Goal:
Answer these questions from the explanatory notes, one per line:
1. Which section of which Act provides for the "exchange" of land?
2. Above what area of release land must an application to register replacement land be made at the same time?
3. What order must the appropriate national authority make if it grants an application under clause 16?
** start Page text **
82. Subsection (7) enables the owner of any land to apply voluntarily for its registration as a green, without having to show that there has first been 20 years' qualifying use of it by local inhabitants. Subsection (8) requires the consent to such an application of any 'relevant leaseholder', and of the proprietor of any 'relevant charge' over the land, thereby protecting these parties' interests in the land. Both of these terms are defined in subsection (9).
Clause 16 Deregistration and exchange: applications
83. Section 147 of the Inclosure Act 1845 provides for the "exchange" of land. In recent years, the only use which has been made of this power has been to exchange common land or a town or village green for other land, so that the land given in exchange is substituted for the former common land or green. The Secretary of State (in Wales, the National Assembly) is required to confirm orders of exchange. In deciding whether to confirm the order, the Secretary of State must take account of the interests of the parties to the exchange, but cannot take full account of the broader public interest in the protection of common land and greens. Clauses 16 and 17 provide a replacement mechanism for the exchange of land which is registered under Part 1. Section 147 of the Inclosure Act 1845 is repealed by Part 3 of Schedule 6.
84. Subsection (1) enables the owner of land registered as common land or a town or village green to apply to the appropriate national authority for the land or part of the land to be released from registration. If the 'release land' is more than 200 square metres in area, an application must be made at the same time to register 'replacement land' as common land or a green in its stead (subsections (2) and (3)). If the release land is smaller than this, a proposal for replacement land may be included, but need not (subsection (4)). Any replacement land may not be land already registered as common land or a green. Its owner must join in the application, if different from the owner of the release land (subsection (5)).
85. Subsections (6) to (8) set out the matters that the appropriate national authority must consider in deciding whether or not to consent to an application.
86. Subsection (9) ensures that an application under this clause may be made only with the consent of any relevant leaseholder, and of the proprietor of any relevant charge over the release land and over any replacement land.
Clause 17 Deregistration and exchange: orders
87. Subsection (1) requires the appropriate national authority, if it grants an application under clause 16, to make a 'release order' to direct the commons registration authority to remove the release land from the register. Subsection (2) requires, where appropriate, the registration of the replacement land and of any rights of common previously registered as exercisable over the release land, which are now exercisable over the replacement land.
** end Page text **
** start Supplied records **
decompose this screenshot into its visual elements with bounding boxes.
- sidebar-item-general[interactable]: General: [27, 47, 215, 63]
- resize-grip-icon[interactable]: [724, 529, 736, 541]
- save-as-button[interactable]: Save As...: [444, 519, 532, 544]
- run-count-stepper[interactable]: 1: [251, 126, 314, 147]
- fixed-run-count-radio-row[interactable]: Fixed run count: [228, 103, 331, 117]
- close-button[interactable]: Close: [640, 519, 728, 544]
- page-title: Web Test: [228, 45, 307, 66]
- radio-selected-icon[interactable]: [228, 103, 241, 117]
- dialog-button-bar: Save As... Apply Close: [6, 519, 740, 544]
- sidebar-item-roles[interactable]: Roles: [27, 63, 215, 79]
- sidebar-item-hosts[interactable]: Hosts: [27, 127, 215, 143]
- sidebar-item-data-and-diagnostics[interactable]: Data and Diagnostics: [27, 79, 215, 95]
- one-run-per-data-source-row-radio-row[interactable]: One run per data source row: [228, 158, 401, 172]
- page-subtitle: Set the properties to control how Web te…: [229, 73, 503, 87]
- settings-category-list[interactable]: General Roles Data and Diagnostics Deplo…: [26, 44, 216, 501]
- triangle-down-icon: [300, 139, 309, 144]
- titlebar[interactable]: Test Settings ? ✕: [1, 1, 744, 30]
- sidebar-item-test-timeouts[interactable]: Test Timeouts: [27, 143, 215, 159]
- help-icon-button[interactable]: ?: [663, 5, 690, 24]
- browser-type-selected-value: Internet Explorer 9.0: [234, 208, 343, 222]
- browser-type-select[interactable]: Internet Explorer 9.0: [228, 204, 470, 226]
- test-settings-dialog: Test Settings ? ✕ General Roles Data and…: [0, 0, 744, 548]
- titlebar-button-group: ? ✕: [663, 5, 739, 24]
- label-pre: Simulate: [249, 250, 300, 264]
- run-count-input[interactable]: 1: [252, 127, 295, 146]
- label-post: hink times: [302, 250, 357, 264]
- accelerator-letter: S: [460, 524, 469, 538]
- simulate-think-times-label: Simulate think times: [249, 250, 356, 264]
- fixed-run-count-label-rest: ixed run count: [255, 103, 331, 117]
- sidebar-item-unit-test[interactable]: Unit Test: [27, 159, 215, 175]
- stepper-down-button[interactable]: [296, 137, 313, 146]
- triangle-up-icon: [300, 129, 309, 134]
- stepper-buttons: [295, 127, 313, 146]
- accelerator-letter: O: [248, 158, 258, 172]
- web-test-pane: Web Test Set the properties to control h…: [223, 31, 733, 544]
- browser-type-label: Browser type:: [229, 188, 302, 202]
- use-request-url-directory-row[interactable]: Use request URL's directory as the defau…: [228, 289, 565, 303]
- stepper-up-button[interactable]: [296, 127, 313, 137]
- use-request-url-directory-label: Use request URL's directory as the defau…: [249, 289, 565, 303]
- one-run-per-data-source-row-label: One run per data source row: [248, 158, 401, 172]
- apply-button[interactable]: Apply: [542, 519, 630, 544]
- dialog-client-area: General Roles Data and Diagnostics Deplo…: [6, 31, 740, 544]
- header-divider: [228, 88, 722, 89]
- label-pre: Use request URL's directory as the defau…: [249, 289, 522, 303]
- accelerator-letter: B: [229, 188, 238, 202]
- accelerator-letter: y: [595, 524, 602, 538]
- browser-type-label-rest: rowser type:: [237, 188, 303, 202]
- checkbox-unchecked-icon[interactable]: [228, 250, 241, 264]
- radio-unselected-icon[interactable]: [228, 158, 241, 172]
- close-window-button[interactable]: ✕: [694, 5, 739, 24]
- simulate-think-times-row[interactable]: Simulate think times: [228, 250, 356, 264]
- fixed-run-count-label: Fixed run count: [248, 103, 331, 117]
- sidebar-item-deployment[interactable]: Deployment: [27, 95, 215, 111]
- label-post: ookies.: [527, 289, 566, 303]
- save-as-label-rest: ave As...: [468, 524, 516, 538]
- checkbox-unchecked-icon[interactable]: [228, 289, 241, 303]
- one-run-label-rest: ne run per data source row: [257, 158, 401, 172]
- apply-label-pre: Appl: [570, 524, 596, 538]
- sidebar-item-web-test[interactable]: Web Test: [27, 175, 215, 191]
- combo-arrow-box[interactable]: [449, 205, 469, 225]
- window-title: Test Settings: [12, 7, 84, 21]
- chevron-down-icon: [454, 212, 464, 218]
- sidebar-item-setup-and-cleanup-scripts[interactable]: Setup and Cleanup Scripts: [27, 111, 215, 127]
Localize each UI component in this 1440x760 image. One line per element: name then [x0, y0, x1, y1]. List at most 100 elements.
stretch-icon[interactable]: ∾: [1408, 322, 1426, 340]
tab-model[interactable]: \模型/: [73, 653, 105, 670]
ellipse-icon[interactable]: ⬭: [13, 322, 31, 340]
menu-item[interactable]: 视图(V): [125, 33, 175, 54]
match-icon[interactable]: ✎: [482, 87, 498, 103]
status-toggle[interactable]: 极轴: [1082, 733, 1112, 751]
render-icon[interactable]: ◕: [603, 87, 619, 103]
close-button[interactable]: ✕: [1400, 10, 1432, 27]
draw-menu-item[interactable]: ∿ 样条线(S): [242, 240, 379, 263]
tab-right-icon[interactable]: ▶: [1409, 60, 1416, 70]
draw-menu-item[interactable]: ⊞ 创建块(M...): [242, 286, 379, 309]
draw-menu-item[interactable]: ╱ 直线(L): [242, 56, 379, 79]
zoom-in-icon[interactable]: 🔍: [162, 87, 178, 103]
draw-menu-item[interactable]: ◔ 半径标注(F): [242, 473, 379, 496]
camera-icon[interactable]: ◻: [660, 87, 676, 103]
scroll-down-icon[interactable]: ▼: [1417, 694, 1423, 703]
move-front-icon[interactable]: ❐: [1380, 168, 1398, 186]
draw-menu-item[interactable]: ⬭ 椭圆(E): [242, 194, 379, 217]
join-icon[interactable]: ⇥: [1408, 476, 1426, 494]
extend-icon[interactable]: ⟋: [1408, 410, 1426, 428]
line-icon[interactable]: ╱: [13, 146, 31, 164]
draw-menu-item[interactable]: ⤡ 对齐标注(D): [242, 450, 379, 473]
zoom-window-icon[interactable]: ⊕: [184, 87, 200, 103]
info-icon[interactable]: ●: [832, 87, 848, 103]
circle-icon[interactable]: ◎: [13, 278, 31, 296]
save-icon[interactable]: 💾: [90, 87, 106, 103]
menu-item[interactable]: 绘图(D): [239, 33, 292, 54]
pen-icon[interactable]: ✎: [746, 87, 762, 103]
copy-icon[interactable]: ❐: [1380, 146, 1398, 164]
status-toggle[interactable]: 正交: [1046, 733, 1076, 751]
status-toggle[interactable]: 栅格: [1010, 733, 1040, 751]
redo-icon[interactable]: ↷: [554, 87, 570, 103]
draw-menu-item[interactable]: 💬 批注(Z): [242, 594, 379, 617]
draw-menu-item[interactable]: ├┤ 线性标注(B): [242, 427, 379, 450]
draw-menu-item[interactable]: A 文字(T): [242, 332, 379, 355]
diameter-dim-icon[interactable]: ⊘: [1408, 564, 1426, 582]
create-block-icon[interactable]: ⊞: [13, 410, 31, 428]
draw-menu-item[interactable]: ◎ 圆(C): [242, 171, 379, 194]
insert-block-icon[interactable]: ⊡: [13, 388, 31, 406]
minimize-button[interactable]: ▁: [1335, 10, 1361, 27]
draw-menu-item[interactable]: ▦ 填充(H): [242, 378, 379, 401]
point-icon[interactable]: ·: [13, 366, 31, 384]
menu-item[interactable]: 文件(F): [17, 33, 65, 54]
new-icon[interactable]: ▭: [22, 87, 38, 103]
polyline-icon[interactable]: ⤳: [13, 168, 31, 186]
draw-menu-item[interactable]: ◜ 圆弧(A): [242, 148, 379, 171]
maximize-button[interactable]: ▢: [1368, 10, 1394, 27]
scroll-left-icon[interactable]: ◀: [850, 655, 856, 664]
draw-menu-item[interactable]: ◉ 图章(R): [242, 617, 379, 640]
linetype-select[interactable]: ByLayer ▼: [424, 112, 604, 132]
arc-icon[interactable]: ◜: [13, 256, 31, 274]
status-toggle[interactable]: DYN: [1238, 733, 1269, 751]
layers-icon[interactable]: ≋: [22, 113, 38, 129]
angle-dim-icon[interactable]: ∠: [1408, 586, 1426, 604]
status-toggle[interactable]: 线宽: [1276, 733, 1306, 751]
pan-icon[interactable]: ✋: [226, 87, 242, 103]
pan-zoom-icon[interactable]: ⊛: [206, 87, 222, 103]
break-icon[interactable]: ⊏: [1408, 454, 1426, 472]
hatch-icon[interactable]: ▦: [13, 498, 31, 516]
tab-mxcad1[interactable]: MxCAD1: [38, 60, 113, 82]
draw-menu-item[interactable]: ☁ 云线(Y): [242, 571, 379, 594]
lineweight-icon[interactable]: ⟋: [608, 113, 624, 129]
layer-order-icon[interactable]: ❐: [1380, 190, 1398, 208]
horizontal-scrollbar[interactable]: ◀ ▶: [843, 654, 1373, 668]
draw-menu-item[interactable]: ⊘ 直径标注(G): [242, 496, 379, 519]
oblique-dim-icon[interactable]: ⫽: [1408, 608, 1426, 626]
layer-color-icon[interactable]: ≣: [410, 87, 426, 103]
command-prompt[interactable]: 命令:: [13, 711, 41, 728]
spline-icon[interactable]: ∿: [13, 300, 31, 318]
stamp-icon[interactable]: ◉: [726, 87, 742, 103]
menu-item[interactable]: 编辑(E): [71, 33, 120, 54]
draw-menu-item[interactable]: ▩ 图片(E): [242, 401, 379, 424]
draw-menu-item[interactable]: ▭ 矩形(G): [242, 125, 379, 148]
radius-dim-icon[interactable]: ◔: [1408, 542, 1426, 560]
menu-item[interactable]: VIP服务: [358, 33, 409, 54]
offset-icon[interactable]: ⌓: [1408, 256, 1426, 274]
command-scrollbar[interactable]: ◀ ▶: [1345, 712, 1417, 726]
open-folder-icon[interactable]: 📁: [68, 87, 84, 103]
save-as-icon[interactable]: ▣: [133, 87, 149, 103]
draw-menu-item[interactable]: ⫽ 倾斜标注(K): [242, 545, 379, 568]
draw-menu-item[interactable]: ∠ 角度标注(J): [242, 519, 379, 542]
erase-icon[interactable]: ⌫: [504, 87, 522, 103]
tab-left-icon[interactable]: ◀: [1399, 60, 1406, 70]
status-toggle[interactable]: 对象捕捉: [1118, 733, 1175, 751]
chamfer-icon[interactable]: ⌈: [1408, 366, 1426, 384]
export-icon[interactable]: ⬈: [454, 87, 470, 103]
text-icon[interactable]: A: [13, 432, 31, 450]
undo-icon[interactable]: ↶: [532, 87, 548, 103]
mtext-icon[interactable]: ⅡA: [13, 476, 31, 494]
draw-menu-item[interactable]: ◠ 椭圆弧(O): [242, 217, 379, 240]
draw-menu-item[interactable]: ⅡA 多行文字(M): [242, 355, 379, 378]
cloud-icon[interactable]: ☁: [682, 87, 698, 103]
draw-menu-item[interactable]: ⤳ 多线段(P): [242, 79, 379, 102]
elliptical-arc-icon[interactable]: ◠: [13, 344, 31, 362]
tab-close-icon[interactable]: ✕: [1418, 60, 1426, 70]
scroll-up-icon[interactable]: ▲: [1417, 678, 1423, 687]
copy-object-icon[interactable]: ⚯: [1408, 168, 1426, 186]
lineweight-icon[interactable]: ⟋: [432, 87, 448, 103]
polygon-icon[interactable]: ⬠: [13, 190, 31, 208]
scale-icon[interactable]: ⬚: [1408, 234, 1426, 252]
** end Supplied records **
Task output:
1. Section 147 of the Inclosure Act 1845.
2. 200 square metres.
3. A release order.